I pretty sure a string is actually char*. The only way I can think to fix this is to include and check what type of character it is, but I'd like to avoid doing that. Is there an alternative method using typeid.name() to figure out what the char is?
I'm using gcc compiler
voidQueue outQueue;
string temp = "32ad1f-31f()d";
int i = 0;
while(temp[i] != '\0')
{
outQueue.enqueue(temp[i]);
i++;
}
template<typename T>
void voidQueue::enqueue(T data)
{
T *dataAdded = new T;
*dataAdded = data;
string type(typeid(data).name());
cout<< type;
myQueue::enqueue((void *)dataAdded,type);
}
i want it recognize that char('9') is actually an int
You can use std::isdigit for this:
#include <cctype>
bool digit = std::isdigit(static_cast<unsigned char>(temp[i]);
In your example, T is char and gcc returns "c" for typeid(char).name(), as demonstrated by the following program:
#include <iostream>
#include <typeinfo>
int main() {
std::cout << typeid(char).name() << std::endl;
std::cout << typeid(short).name() << std::endl;
std::cout << typeid(int).name() << std::endl;
std::cout << typeid(long).name() << std::endl;
}
On my compiler, this prints out
c
s
i
l
Given that the name() strings are implementation-defined, this is compliant behaviour.

> [Structured page parsing data]
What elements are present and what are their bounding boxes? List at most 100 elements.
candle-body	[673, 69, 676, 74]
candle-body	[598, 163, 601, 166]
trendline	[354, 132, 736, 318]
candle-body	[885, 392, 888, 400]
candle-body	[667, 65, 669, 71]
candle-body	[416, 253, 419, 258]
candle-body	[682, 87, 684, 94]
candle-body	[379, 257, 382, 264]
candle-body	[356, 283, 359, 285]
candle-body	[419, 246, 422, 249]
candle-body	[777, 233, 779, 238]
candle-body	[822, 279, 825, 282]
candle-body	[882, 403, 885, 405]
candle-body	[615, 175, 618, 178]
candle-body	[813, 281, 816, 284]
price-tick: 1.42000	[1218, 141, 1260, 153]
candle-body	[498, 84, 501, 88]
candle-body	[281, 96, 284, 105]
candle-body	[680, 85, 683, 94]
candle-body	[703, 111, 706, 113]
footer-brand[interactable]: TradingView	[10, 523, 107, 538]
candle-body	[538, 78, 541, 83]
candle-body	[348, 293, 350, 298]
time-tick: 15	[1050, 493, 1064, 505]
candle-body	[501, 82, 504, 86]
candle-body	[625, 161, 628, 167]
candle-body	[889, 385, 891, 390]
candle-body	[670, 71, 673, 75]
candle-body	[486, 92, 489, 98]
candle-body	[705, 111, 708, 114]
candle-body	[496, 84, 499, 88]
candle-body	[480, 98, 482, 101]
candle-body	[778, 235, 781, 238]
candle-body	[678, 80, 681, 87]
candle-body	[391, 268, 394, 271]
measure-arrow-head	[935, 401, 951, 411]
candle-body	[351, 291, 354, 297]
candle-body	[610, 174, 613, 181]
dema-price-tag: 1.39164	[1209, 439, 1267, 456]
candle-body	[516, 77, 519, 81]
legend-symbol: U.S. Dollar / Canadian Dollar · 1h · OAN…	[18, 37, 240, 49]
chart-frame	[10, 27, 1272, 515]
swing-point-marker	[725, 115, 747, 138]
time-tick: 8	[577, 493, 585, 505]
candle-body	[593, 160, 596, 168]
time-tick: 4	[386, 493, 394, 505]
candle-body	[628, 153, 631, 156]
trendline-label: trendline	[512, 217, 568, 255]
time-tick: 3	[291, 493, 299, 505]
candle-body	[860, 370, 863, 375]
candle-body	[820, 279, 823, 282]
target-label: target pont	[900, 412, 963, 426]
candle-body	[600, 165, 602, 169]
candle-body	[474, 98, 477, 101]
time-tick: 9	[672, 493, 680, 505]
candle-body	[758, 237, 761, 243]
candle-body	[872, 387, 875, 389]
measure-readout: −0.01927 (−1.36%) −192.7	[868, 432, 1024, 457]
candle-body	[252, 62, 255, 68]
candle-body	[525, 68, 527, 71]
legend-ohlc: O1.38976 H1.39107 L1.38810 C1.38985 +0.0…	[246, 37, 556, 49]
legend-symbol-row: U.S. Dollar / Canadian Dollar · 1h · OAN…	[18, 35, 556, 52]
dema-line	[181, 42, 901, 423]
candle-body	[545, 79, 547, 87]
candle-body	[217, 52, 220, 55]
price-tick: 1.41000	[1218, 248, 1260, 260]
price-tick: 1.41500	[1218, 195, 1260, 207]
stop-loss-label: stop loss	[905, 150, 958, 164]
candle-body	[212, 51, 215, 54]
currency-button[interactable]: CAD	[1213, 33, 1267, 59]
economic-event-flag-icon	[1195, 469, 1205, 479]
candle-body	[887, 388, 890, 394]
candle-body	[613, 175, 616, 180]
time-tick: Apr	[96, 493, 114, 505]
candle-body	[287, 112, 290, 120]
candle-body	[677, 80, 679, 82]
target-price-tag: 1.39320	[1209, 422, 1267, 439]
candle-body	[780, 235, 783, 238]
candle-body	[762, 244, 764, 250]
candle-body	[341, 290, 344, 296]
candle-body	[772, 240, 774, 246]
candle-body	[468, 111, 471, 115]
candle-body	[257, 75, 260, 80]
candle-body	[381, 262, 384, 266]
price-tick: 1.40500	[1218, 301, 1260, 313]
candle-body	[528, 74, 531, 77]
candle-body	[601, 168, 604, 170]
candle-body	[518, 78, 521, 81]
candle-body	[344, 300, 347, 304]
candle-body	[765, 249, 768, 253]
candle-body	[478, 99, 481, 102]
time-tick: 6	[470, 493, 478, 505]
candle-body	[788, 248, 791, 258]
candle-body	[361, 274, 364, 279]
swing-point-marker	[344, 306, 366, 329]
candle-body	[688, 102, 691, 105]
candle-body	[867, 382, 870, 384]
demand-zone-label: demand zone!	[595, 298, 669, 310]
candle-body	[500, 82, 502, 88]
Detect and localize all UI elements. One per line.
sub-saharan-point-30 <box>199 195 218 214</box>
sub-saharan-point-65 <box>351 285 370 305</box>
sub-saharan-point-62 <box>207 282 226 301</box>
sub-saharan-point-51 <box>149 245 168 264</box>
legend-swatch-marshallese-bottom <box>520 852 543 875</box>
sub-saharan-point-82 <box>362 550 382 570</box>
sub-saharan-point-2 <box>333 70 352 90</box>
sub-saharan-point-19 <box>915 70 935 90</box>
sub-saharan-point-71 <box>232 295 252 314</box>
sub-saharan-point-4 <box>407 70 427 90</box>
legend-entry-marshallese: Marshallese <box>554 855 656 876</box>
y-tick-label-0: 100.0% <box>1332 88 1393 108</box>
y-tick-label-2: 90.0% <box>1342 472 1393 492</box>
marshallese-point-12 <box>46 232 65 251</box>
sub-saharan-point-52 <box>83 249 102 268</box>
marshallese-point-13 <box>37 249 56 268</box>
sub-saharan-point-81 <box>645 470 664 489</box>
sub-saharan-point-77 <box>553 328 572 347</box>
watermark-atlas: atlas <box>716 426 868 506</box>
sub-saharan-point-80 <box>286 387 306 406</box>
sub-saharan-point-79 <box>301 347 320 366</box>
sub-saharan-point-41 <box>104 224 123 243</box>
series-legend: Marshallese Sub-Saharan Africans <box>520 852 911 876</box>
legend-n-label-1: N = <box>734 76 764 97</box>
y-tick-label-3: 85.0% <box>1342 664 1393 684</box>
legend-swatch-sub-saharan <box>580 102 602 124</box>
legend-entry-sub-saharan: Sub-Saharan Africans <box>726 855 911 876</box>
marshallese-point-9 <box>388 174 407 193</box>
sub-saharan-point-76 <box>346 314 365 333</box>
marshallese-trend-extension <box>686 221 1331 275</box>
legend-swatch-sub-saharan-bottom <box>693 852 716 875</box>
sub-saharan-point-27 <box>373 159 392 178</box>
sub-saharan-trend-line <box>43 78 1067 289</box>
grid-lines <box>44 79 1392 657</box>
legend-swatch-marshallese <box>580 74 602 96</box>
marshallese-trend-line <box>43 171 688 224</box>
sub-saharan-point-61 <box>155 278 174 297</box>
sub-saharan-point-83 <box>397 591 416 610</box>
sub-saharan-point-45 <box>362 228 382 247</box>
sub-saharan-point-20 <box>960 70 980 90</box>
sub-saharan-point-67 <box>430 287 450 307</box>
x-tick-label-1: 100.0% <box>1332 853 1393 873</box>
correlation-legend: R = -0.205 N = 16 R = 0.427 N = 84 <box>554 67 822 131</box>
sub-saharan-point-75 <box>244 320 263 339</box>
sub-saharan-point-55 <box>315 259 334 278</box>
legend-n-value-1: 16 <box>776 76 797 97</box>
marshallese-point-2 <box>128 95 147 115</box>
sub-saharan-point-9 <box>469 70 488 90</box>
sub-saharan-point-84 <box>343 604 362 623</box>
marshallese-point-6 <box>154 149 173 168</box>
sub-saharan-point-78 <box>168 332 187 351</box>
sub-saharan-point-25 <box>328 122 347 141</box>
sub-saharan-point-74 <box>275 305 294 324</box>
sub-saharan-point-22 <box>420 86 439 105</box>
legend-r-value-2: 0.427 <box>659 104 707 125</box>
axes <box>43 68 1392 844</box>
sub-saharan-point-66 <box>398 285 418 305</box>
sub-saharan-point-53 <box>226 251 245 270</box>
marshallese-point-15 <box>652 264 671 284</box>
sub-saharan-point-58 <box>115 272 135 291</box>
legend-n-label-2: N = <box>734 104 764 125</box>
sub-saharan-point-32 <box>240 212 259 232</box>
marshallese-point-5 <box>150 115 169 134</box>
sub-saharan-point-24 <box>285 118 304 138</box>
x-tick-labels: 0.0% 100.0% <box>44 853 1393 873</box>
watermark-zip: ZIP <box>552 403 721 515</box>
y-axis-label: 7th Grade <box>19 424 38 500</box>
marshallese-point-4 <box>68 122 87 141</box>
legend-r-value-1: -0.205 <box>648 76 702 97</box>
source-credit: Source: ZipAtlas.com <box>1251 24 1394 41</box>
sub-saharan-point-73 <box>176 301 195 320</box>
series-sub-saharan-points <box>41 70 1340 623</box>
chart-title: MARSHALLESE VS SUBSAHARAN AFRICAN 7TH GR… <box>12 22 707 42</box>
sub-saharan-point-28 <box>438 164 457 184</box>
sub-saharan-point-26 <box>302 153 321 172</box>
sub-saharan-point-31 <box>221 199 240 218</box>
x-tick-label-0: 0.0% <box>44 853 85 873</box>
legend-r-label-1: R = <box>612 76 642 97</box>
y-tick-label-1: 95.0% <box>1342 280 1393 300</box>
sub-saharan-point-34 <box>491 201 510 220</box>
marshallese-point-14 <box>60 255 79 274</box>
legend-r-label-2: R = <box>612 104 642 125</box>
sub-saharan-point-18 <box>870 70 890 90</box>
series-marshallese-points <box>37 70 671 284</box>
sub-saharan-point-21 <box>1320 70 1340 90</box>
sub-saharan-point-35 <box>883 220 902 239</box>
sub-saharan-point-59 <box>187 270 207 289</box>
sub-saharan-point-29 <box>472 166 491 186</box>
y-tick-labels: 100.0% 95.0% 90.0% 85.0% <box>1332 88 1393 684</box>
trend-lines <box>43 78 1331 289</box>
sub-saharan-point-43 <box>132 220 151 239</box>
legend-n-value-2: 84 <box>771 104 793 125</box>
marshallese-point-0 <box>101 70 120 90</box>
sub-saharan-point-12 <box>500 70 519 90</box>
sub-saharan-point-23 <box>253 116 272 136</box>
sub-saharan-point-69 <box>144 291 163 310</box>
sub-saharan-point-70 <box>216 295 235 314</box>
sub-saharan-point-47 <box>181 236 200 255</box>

> [ACTIVITY A] Translate this sentence from the C++ discussion into Spanish: "Given that the name() strings are implementation-defined, this is compliant behaviour."
> [ACTIVITY B]
Answer these questions using the C++ discussion:
(i) Which compiler is the asker using?
(ii) What does gcc return for typeid(char).name()?
(iii) Which header is included in order to use std::isdigit?
> [ACTIVITY C] Print the part of the C++ discussion that begins at the words "I pretty sure" and stops after "void voidQueue::enqueue(T data)".
Work only from the C++ discussion.

> [ANSWER A] Dado que las cadenas de name() están definidas por la implementación, este es un comportamiento conforme.

> [ANSWER B]
(i) gcc
(ii) "c"
(iii) <cctype>

> [ANSWER C]
I pretty sure a string is actually char*. The only way I can think to fix this is to include and check what type of character it is, but I'd like to avoid doing that. Is there an alternative method using typeid.name() to figure out what the char is?
I'm using gcc compiler
voidQueue outQueue;
string temp = "32ad1f-31f()d";
int i = 0;
while(temp[i] != '\0')
{
outQueue.enqueue(temp[i]);
i++;
}
template<typename T>
void voidQueue::enqueue(T data)